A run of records
== == ==
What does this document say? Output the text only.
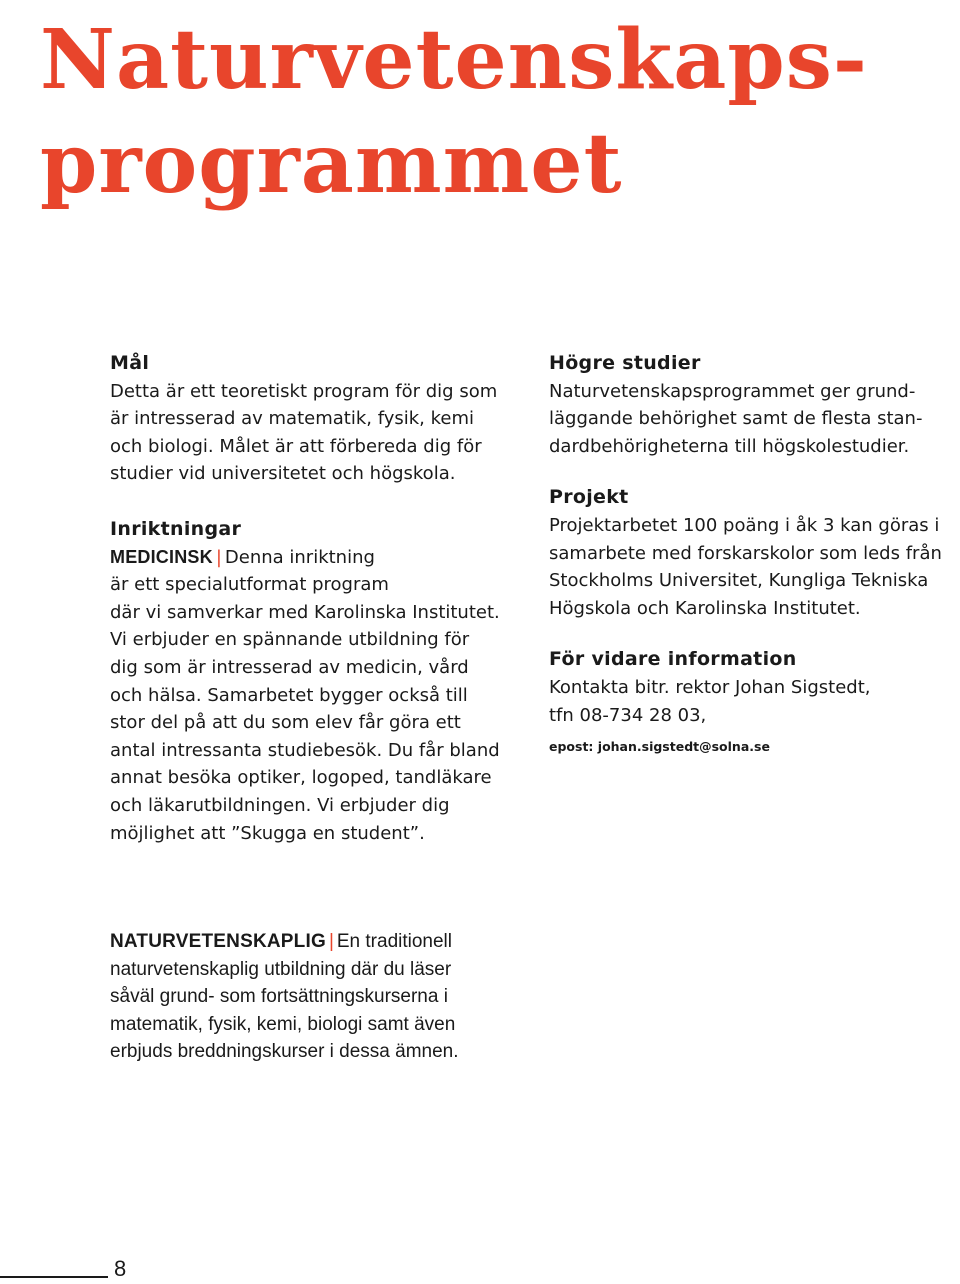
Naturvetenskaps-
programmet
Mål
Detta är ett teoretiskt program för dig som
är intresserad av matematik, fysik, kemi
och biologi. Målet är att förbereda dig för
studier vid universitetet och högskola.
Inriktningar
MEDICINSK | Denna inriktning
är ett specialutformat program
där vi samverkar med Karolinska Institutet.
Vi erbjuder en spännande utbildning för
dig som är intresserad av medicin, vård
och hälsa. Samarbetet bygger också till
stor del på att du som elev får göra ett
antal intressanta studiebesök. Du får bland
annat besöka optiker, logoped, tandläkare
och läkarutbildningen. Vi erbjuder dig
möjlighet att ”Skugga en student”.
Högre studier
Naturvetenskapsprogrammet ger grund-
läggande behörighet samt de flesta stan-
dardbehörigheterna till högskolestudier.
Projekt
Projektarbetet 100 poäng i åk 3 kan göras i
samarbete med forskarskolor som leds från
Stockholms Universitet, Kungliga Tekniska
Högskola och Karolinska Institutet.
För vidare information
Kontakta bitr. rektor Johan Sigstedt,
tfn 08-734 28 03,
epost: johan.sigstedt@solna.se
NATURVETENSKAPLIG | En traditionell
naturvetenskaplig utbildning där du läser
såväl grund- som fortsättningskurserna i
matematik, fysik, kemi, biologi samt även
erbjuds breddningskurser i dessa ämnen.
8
== == ==
WRITTEN TASK
All of the records above must be copied exactly, except for the pictures.

RESPONSE TO THIS EXERCISE
What does this document say? Output the text only.
Naturvetenskaps-
programmet
Mål
Detta är ett teoretiskt program för dig som
är intresserad av matematik, fysik, kemi
och biologi. Målet är att förbereda dig för
studier vid universitetet och högskola.
Inriktningar
MEDICINSK | Denna inriktning
är ett specialutformat program
där vi samverkar med Karolinska Institutet.
Vi erbjuder en spännande utbildning för
dig som är intresserad av medicin, vård
och hälsa. Samarbetet bygger också till
stor del på att du som elev får göra ett
antal intressanta studiebesök. Du får bland
annat besöka optiker, logoped, tandläkare
och läkarutbildningen. Vi erbjuder dig
möjlighet att ”Skugga en student”.
Högre studier
Naturvetenskapsprogrammet ger grund-
läggande behörighet samt de flesta stan-
dardbehörigheterna till högskolestudier.
Projekt
Projektarbetet 100 poäng i åk 3 kan göras i
samarbete med forskarskolor som leds från
Stockholms Universitet, Kungliga Tekniska
Högskola och Karolinska Institutet.
För vidare information
Kontakta bitr. rektor Johan Sigstedt,
tfn 08-734 28 03,
epost: johan.sigstedt@solna.se
NATURVETENSKAPLIG | En traditionell
naturvetenskaplig utbildning där du läser
såväl grund- som fortsättningskurserna i
matematik, fysik, kemi, biologi samt även
erbjuds breddningskurser i dessa ämnen.
8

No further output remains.